start AVAILABLE RECORDS

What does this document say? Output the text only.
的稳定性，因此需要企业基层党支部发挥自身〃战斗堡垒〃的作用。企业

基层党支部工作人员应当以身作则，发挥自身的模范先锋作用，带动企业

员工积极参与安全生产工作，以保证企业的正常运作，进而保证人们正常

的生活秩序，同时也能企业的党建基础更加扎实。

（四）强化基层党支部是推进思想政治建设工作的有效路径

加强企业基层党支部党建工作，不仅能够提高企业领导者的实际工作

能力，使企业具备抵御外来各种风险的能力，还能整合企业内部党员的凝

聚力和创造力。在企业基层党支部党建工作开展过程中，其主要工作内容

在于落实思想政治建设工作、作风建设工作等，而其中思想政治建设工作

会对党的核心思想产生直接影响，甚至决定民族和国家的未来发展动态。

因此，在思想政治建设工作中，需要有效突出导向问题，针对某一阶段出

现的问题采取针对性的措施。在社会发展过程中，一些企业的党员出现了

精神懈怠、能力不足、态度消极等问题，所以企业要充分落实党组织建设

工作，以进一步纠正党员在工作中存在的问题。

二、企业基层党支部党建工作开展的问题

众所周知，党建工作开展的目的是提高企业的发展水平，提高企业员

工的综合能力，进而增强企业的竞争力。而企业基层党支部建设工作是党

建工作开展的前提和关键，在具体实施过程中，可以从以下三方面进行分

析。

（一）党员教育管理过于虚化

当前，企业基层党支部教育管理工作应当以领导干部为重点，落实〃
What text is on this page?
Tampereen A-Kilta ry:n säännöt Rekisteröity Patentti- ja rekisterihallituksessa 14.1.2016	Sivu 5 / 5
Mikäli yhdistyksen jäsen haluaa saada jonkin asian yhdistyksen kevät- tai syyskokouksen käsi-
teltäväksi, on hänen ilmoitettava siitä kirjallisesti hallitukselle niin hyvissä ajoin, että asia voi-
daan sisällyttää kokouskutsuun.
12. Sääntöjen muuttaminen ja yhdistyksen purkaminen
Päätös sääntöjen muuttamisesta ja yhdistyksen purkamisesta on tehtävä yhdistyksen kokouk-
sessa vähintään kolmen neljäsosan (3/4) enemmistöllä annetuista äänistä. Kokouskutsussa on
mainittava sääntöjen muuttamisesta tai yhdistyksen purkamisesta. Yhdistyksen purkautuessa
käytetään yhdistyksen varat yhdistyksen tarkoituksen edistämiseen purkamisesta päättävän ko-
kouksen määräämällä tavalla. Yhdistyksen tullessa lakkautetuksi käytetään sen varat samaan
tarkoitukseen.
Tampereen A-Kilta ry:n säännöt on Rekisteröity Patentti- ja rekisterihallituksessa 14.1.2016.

end AVAILABLE RECORDS

EXERCISE — Write out all the data again, exactly as it appears.

WRITTEN REPLY —
What does this document say? Output the text only.
的稳定性，因此需要企业基层党支部发挥自身〃战斗堡垒〃的作用。企业

基层党支部工作人员应当以身作则，发挥自身的模范先锋作用，带动企业

员工积极参与安全生产工作，以保证企业的正常运作，进而保证人们正常

的生活秩序，同时也能企业的党建基础更加扎实。

（四）强化基层党支部是推进思想政治建设工作的有效路径

加强企业基层党支部党建工作，不仅能够提高企业领导者的实际工作

能力，使企业具备抵御外来各种风险的能力，还能整合企业内部党员的凝

聚力和创造力。在企业基层党支部党建工作开展过程中，其主要工作内容

在于落实思想政治建设工作、作风建设工作等，而其中思想政治建设工作

会对党的核心思想产生直接影响，甚至决定民族和国家的未来发展动态。

因此，在思想政治建设工作中，需要有效突出导向问题，针对某一阶段出

现的问题采取针对性的措施。在社会发展过程中，一些企业的党员出现了

精神懈怠、能力不足、态度消极等问题，所以企业要充分落实党组织建设

工作，以进一步纠正党员在工作中存在的问题。

二、企业基层党支部党建工作开展的问题

众所周知，党建工作开展的目的是提高企业的发展水平，提高企业员

工的综合能力，进而增强企业的竞争力。而企业基层党支部建设工作是党

建工作开展的前提和关键，在具体实施过程中，可以从以下三方面进行分

析。

（一）党员教育管理过于虚化

当前，企业基层党支部教育管理工作应当以领导干部为重点，落实〃
What text is on this page?
Tampereen A-Kilta ry:n säännöt Rekisteröity Patentti- ja rekisterihallituksessa 14.1.2016	Sivu 5 / 5
Mikäli yhdistyksen jäsen haluaa saada jonkin asian yhdistyksen kevät- tai syyskokouksen käsi-
teltäväksi, on hänen ilmoitettava siitä kirjallisesti hallitukselle niin hyvissä ajoin, että asia voi-
daan sisällyttää kokouskutsuun.
12. Sääntöjen muuttaminen ja yhdistyksen purkaminen
Päätös sääntöjen muuttamisesta ja yhdistyksen purkamisesta on tehtävä yhdistyksen kokouk-
sessa vähintään kolmen neljäsosan (3/4) enemmistöllä annetuista äänistä. Kokouskutsussa on
mainittava sääntöjen muuttamisesta tai yhdistyksen purkamisesta. Yhdistyksen purkautuessa
käytetään yhdistyksen varat yhdistyksen tarkoituksen edistämiseen purkamisesta päättävän ko-
kouksen määräämällä tavalla. Yhdistyksen tullessa lakkautetuksi käytetään sen varat samaan
tarkoitukseen.
Tampereen A-Kilta ry:n säännöt on Rekisteröity Patentti- ja rekisterihallituksessa 14.1.2016.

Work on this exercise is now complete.